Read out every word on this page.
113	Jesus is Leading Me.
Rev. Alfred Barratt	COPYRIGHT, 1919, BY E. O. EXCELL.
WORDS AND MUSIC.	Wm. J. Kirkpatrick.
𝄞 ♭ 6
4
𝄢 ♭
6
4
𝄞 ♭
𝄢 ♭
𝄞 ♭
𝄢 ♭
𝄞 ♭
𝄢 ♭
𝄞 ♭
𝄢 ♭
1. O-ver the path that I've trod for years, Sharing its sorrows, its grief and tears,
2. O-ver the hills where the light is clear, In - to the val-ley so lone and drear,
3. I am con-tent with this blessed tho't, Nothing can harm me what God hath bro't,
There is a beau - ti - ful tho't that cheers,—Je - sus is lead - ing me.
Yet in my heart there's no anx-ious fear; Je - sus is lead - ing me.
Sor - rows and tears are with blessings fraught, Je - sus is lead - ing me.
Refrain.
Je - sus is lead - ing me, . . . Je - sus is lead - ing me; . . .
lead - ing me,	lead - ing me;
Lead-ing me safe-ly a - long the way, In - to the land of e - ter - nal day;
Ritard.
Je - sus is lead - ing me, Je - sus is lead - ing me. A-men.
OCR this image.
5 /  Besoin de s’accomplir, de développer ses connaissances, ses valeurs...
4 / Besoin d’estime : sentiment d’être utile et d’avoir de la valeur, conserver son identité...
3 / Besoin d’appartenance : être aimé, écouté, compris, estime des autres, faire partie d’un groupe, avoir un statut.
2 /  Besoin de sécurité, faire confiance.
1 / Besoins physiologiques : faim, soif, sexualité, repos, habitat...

--- SHORT TASK ---
Your task is to quote the listing above word for word.

--- ANSWER BELOW ---
Read out every word on this page.
113	Jesus is Leading Me.
Rev. Alfred Barratt	COPYRIGHT, 1919, BY E. O. EXCELL.
WORDS AND MUSIC.	Wm. J. Kirkpatrick.
𝄞 ♭ 6
4
𝄢 ♭
6
4
𝄞 ♭
𝄢 ♭
𝄞 ♭
𝄢 ♭
𝄞 ♭
𝄢 ♭
𝄞 ♭
𝄢 ♭
1. O-ver the path that I've trod for years, Sharing its sorrows, its grief and tears,
2. O-ver the hills where the light is clear, In - to the val-ley so lone and drear,
3. I am con-tent with this blessed tho't, Nothing can harm me what God hath bro't,
There is a beau - ti - ful tho't that cheers,—Je - sus is lead - ing me.
Yet in my heart there's no anx-ious fear; Je - sus is lead - ing me.
Sor - rows and tears are with blessings fraught, Je - sus is lead - ing me.
Refrain.
Je - sus is lead - ing me, . . . Je - sus is lead - ing me; . . .
lead - ing me,	lead - ing me;
Lead-ing me safe-ly a - long the way, In - to the land of e - ter - nal day;
Ritard.
Je - sus is lead - ing me, Je - sus is lead - ing me. A-men.
OCR this image.
5 /  Besoin de s’accomplir, de développer ses connaissances, ses valeurs...
4 / Besoin d’estime : sentiment d’être utile et d’avoir de la valeur, conserver son identité...
3 / Besoin d’appartenance : être aimé, écouté, compris, estime des autres, faire partie d’un groupe, avoir un statut.
2 /  Besoin de sécurité, faire confiance.
1 / Besoins physiologiques : faim, soif, sexualité, repos, habitat...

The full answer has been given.